- **What this task involves**
Copy every line of the entries that includes the word "đktc".

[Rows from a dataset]
------------

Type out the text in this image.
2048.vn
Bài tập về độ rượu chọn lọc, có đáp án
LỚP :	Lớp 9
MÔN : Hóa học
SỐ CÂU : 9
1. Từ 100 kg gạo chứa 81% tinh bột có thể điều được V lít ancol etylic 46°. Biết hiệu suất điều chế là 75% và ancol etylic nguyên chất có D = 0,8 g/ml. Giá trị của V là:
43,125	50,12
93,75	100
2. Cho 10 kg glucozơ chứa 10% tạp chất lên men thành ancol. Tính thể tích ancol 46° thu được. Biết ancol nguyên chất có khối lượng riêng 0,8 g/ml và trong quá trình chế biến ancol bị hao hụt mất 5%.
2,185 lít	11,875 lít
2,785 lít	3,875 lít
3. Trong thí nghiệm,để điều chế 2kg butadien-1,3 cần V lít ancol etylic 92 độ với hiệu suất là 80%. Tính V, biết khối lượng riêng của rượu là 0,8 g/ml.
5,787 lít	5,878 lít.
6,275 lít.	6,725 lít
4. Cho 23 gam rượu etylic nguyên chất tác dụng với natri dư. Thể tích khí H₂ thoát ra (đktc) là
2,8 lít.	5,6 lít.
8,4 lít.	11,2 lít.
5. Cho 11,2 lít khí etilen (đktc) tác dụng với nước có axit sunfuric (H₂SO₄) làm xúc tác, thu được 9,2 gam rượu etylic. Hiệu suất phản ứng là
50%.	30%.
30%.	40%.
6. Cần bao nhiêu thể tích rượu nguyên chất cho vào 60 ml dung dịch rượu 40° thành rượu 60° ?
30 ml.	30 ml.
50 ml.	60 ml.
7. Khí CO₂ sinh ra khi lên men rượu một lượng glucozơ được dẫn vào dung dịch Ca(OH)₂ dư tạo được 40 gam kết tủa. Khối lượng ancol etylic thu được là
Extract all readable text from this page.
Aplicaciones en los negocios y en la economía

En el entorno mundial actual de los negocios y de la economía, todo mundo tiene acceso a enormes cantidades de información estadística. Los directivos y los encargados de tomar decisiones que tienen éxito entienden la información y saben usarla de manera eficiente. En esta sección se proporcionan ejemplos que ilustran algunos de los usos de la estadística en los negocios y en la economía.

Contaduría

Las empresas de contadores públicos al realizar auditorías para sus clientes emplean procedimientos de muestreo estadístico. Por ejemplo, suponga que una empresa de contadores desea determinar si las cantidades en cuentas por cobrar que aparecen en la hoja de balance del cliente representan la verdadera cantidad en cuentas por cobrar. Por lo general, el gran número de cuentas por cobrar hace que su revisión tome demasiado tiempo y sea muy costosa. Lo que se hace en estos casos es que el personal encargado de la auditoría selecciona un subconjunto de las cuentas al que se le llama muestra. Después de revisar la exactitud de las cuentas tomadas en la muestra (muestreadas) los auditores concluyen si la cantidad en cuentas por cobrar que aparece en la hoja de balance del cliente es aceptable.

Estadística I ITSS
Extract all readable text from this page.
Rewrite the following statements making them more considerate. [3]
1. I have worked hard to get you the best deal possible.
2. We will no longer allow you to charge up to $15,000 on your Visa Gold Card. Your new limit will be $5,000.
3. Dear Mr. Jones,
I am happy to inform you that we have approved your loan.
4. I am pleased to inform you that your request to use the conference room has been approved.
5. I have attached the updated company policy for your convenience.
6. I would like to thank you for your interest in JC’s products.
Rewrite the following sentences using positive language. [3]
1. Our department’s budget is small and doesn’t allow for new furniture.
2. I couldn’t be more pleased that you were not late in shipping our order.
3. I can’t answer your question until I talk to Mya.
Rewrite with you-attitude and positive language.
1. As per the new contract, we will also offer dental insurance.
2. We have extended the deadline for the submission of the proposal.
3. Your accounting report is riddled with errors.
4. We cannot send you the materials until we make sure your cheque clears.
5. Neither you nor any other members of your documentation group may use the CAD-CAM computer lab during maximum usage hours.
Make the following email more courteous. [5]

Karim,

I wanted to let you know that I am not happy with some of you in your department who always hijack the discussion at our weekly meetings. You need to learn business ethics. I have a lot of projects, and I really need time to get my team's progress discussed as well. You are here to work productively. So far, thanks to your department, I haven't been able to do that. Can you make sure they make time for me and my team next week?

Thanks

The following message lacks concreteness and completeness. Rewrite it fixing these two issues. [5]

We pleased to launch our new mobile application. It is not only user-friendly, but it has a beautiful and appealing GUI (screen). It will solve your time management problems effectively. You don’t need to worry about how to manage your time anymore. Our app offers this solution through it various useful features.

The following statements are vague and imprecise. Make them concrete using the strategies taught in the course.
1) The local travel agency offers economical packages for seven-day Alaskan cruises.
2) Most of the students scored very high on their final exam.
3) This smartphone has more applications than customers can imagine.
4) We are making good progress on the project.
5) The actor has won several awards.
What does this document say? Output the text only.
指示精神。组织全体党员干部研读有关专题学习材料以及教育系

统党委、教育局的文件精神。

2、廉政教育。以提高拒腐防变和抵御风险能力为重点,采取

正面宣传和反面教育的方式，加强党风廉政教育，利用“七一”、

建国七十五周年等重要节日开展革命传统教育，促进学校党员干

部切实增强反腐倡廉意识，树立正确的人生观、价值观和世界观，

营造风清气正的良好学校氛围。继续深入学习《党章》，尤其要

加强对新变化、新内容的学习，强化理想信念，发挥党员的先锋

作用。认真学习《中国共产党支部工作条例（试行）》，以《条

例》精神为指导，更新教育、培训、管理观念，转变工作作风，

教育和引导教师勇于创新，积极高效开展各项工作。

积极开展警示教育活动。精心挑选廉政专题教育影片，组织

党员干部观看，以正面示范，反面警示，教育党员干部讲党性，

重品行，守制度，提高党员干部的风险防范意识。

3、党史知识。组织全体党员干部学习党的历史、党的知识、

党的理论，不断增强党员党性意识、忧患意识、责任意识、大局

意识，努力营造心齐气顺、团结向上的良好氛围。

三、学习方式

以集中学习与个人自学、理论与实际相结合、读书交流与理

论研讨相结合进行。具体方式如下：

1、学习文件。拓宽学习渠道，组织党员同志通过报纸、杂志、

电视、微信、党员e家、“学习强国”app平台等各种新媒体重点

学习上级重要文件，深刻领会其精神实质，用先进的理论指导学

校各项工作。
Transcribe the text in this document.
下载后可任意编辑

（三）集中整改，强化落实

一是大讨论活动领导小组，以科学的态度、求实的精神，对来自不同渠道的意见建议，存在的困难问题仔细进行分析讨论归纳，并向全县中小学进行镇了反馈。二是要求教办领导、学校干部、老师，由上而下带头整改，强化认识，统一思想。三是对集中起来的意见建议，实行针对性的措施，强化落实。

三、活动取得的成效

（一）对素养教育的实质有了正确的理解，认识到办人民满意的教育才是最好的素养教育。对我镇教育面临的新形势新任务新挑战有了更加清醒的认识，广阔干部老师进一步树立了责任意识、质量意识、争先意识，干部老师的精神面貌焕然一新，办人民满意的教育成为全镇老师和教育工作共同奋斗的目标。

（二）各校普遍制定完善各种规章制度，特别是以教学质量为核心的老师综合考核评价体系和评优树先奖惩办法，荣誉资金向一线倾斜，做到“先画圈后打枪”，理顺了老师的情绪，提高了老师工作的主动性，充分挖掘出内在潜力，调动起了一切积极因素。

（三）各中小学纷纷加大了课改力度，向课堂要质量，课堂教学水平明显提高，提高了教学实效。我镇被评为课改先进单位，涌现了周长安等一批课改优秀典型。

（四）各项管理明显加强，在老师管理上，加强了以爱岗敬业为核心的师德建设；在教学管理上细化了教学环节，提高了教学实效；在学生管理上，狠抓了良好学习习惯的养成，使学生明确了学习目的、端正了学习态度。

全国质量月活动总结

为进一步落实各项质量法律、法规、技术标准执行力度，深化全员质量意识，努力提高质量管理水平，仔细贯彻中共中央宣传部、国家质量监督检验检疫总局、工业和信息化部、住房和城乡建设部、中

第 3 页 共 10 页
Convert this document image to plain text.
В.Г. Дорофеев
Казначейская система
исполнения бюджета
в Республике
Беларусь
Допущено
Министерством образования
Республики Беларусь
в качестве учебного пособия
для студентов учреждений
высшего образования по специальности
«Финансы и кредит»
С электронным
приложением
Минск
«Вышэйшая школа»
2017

------------

- **The response**
4. Cho 23 gam rượu etylic nguyên chất tác dụng với natri dư. Thể tích khí H₂ thoát ra (đktc) là
5. Cho 11,2 lít khí etilen (đktc) tác dụng với nước có axit sunfuric (H₂SO₄) làm xúc tác, thu được 9,2 gam rượu etylic. Hiệu suất phản ứng là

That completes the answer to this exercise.